:: Exercise material
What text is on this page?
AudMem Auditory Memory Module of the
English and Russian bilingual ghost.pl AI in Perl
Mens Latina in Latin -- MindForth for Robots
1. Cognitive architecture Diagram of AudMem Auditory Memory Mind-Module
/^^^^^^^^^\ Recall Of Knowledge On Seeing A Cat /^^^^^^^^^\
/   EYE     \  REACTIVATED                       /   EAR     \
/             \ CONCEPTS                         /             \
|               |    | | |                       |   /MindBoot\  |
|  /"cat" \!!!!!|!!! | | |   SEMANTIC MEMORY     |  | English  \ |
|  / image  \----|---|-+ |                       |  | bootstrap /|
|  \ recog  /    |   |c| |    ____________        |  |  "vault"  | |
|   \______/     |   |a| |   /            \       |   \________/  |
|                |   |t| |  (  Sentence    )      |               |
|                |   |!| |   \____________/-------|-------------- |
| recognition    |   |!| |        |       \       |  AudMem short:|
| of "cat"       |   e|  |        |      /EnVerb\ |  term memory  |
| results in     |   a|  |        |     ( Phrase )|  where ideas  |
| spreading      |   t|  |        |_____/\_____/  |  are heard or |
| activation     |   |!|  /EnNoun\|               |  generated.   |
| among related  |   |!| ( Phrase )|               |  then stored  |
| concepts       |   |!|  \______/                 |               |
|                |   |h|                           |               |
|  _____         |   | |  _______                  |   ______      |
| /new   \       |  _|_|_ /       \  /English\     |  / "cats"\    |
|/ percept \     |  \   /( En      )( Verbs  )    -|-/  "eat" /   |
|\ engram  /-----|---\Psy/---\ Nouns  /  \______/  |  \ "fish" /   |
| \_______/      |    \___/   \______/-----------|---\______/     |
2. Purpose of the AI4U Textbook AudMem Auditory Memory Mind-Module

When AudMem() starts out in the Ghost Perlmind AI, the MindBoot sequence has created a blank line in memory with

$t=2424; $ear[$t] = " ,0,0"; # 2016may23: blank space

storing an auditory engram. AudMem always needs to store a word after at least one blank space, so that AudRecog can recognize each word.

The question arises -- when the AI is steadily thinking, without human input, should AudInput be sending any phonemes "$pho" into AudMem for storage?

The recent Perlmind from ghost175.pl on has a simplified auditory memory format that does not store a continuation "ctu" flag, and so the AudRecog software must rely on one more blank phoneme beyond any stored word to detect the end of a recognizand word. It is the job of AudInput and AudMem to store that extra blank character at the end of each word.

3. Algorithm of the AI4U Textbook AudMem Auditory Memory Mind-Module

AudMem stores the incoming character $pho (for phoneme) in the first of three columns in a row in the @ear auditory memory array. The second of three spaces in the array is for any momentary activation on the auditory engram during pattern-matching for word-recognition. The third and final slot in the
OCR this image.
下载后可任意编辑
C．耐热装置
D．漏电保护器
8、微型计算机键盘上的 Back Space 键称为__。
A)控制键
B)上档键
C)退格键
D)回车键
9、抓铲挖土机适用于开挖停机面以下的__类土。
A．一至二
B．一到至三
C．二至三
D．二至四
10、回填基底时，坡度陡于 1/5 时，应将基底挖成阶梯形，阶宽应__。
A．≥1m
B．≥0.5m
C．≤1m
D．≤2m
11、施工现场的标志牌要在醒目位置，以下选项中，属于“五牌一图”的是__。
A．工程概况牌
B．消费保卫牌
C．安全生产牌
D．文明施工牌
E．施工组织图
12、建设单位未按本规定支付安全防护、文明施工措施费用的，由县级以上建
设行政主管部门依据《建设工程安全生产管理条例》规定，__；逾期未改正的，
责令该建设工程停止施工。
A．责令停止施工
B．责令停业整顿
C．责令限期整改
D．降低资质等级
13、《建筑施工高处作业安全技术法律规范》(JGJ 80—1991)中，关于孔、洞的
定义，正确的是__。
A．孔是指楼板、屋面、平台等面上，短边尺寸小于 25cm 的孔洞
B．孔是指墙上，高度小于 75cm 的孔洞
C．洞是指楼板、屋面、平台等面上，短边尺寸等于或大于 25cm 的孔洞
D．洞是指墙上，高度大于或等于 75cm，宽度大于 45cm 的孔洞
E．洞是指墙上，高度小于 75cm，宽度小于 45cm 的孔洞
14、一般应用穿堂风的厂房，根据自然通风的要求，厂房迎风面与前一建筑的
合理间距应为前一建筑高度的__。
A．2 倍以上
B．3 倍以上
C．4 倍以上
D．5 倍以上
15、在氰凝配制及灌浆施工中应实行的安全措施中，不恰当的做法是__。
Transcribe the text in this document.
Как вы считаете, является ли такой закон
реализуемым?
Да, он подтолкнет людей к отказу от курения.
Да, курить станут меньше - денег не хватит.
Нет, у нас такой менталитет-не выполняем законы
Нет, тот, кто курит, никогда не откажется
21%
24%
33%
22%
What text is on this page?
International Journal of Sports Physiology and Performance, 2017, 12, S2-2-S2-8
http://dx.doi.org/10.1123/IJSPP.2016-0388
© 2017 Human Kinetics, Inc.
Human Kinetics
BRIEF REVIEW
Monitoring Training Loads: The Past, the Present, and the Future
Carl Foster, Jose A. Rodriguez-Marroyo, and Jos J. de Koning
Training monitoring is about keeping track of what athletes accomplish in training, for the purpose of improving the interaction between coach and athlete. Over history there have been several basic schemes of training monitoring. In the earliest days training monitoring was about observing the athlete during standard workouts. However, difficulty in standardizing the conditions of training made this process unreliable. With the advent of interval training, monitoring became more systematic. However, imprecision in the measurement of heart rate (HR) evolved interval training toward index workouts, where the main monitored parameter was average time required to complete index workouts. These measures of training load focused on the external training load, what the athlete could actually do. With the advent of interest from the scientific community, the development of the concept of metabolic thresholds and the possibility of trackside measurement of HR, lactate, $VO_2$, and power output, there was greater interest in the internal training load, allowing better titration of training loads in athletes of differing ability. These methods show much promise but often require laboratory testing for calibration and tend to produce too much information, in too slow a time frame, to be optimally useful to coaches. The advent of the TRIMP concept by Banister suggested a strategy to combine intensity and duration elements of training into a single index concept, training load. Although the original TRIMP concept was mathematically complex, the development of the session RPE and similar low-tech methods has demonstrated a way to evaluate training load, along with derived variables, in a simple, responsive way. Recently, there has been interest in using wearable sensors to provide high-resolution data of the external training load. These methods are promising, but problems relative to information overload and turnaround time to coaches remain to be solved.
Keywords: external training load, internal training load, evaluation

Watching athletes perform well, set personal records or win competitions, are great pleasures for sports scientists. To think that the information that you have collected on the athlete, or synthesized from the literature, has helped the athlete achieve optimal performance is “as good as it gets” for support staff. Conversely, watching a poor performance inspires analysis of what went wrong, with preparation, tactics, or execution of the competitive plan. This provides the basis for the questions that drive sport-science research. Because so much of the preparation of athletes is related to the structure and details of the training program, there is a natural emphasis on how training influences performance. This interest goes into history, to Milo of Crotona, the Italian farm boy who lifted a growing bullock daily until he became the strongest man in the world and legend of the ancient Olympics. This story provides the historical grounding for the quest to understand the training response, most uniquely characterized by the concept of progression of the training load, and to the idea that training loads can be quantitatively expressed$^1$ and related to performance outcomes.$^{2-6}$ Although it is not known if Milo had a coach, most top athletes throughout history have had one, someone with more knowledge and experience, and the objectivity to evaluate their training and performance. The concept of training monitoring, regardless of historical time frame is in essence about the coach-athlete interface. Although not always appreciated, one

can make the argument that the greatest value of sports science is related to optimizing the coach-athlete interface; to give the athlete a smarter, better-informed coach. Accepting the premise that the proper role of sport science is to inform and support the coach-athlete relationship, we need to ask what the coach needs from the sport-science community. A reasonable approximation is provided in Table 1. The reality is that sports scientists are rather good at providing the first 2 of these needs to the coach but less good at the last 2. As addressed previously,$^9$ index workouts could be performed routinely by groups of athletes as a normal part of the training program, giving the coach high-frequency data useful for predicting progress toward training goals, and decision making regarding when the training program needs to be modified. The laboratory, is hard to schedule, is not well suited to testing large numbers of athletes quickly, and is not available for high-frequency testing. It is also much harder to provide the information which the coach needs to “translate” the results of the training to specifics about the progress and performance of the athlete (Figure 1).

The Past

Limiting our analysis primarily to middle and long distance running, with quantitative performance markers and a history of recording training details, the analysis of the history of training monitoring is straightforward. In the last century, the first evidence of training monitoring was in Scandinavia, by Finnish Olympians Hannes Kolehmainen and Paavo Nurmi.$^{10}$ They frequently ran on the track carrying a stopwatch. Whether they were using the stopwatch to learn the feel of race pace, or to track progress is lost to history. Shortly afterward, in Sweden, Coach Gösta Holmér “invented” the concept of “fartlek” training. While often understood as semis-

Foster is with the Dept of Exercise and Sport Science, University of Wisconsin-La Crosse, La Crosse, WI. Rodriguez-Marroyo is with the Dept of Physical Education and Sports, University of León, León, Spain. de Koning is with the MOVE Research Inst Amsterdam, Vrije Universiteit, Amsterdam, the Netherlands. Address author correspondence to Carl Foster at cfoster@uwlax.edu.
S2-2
::::
▶ _Required task_: Your answer should be only the number of lines that hold the word "平台等面上".

▶ _Solved problem_: 2